Start SUPPLIED DATA
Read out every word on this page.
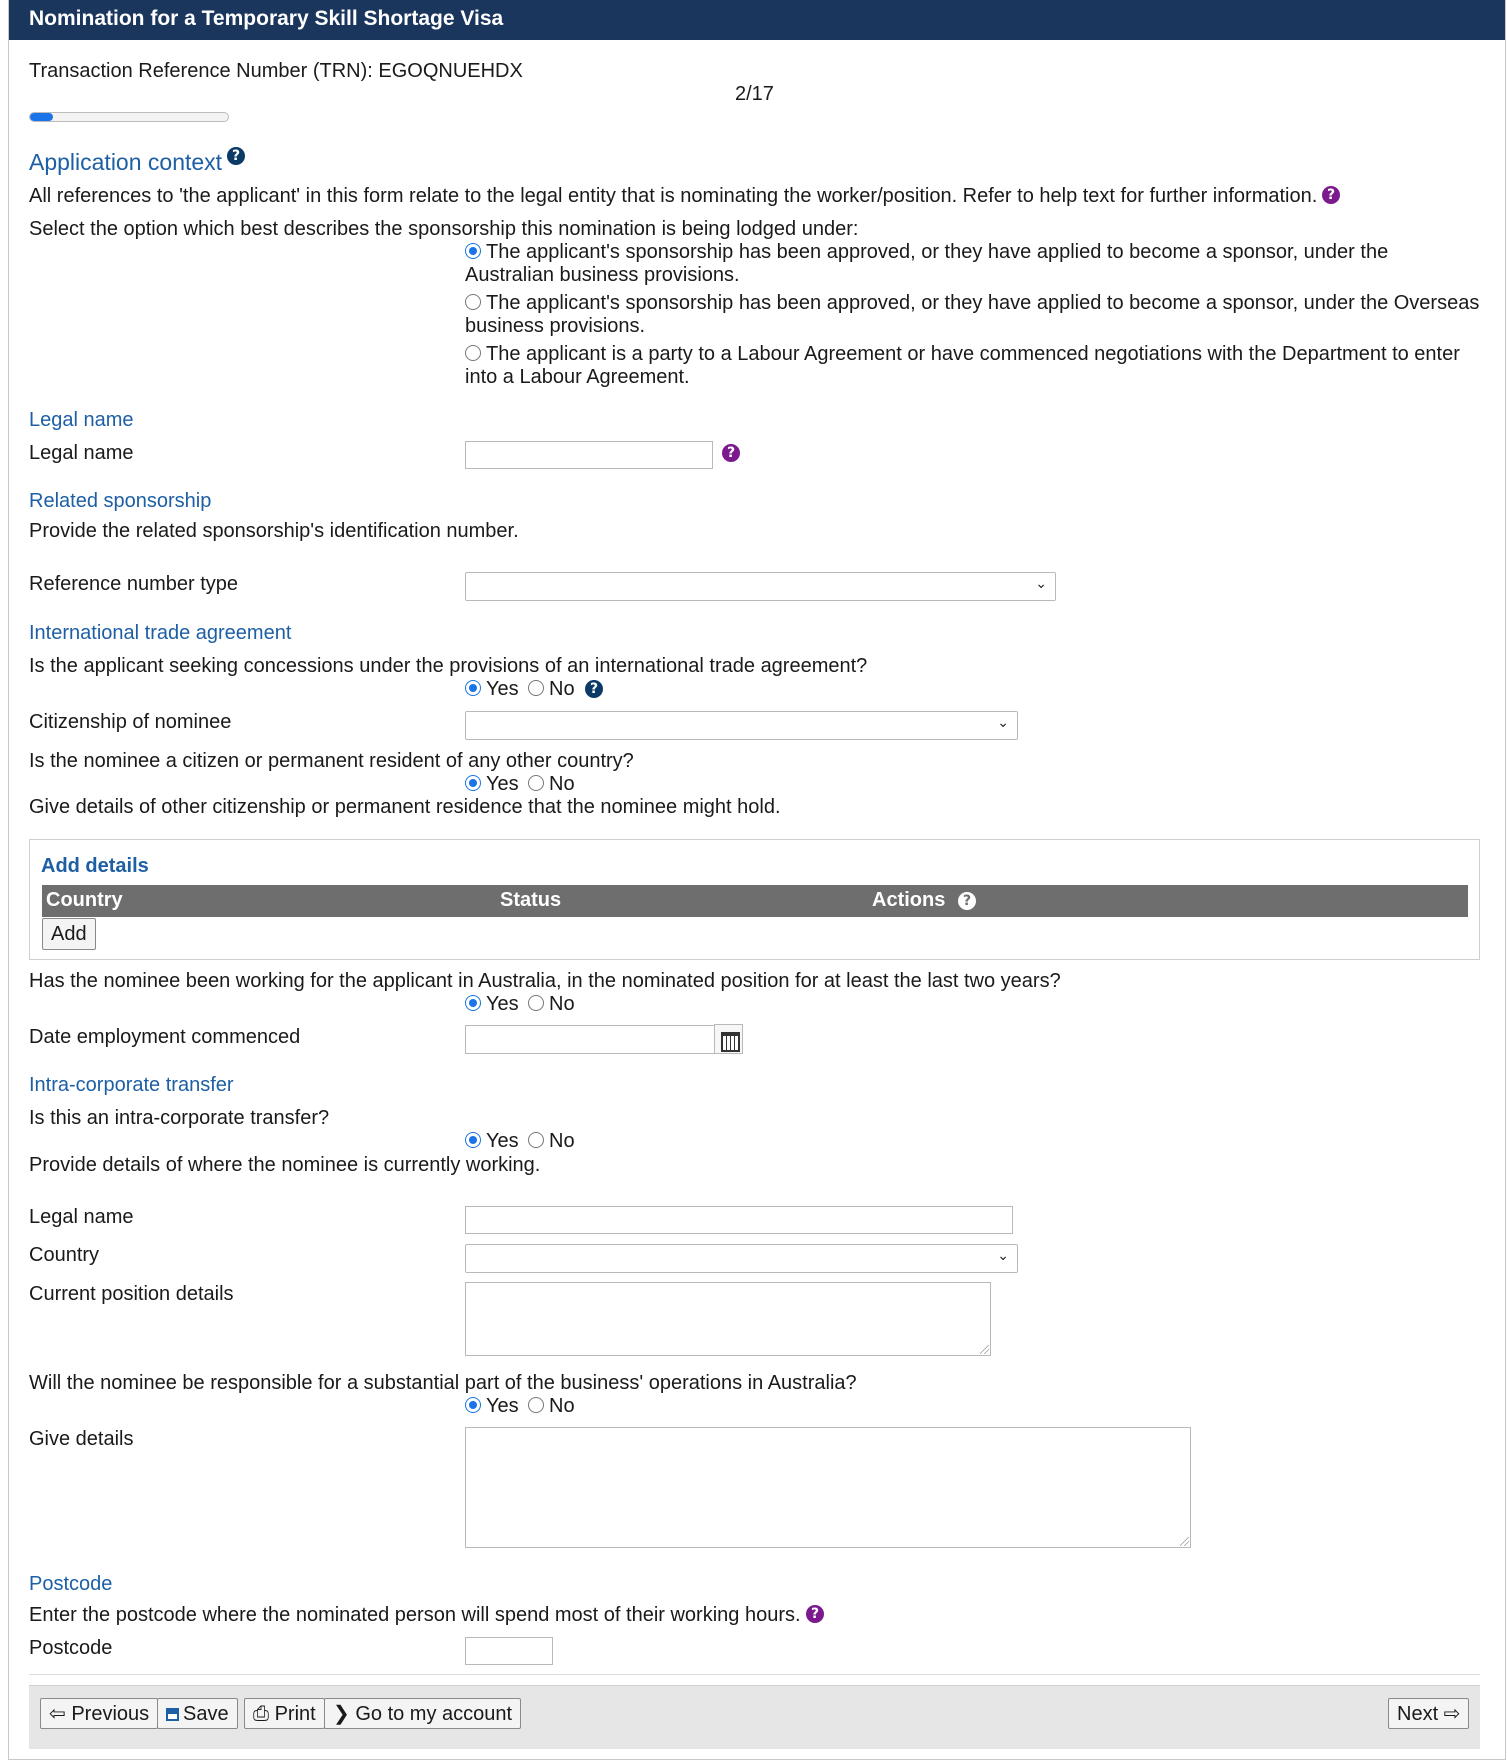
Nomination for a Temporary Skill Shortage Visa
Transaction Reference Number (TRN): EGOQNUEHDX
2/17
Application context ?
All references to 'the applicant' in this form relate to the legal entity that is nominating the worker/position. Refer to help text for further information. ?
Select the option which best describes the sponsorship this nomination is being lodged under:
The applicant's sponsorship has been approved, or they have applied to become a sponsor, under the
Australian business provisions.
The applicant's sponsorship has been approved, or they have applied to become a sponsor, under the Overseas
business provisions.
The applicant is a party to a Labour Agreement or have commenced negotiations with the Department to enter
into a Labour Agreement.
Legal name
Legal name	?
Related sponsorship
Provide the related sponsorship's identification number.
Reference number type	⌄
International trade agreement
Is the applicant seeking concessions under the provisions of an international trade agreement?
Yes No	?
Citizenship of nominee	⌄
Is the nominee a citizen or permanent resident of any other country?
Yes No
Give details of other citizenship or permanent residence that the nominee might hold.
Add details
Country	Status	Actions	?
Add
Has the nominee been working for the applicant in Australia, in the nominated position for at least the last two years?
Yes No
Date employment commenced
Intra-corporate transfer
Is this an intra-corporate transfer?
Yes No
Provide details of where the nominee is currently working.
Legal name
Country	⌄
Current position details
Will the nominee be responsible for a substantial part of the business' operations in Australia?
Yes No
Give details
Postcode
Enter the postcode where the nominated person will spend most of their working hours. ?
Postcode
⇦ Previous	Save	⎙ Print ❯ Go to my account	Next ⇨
End SUPPLIED DATA
→ THE TASK
Restate the full listing verbatim and drop every picture.

→ CORRECT OUTPUT
Read out every word on this page.
Nomination for a Temporary Skill Shortage Visa
Transaction Reference Number (TRN): EGOQNUEHDX
2/17
Application context ?
All references to 'the applicant' in this form relate to the legal entity that is nominating the worker/position. Refer to help text for further information. ?
Select the option which best describes the sponsorship this nomination is being lodged under:
The applicant's sponsorship has been approved, or they have applied to become a sponsor, under the
Australian business provisions.
The applicant's sponsorship has been approved, or they have applied to become a sponsor, under the Overseas
business provisions.
The applicant is a party to a Labour Agreement or have commenced negotiations with the Department to enter
into a Labour Agreement.
Legal name
Legal name	?
Related sponsorship
Provide the related sponsorship's identification number.
Reference number type	⌄
International trade agreement
Is the applicant seeking concessions under the provisions of an international trade agreement?
Yes No	?
Citizenship of nominee	⌄
Is the nominee a citizen or permanent resident of any other country?
Yes No
Give details of other citizenship or permanent residence that the nominee might hold.
Add details
Country	Status	Actions	?
Add
Has the nominee been working for the applicant in Australia, in the nominated position for at least the last two years?
Yes No
Date employment commenced
Intra-corporate transfer
Is this an intra-corporate transfer?
Yes No
Provide details of where the nominee is currently working.
Legal name
Country	⌄
Current position details
Will the nominee be responsible for a substantial part of the business' operations in Australia?
Yes No
Give details
Postcode
Enter the postcode where the nominated person will spend most of their working hours. ?
Postcode
⇦ Previous	Save	⎙ Print ❯ Go to my account	Next ⇨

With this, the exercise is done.